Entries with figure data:
================================

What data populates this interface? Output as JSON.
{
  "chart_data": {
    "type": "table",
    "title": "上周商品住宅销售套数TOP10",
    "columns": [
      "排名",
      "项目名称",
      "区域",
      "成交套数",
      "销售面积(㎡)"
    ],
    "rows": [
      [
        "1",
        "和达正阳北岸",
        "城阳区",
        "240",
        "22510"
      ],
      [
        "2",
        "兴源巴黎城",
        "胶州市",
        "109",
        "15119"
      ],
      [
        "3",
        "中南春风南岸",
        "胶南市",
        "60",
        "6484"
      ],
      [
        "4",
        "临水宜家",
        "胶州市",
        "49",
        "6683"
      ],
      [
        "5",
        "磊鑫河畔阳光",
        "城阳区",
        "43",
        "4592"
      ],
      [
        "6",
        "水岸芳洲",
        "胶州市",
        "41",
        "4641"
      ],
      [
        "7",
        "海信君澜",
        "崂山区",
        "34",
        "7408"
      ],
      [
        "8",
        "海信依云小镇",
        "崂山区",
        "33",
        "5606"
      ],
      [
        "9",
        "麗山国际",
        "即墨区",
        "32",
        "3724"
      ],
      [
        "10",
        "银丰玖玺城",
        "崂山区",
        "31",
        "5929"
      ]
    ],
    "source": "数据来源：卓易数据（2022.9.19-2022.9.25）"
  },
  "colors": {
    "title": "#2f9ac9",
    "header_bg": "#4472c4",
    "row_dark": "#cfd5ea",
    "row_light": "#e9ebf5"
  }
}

================================

▶ Exercise: Pick out and copy the lines of the material that include the word "title".

▶ Correct output:
    "title": "上周商品住宅销售套数TOP10",
    "title": "#2f9ac9",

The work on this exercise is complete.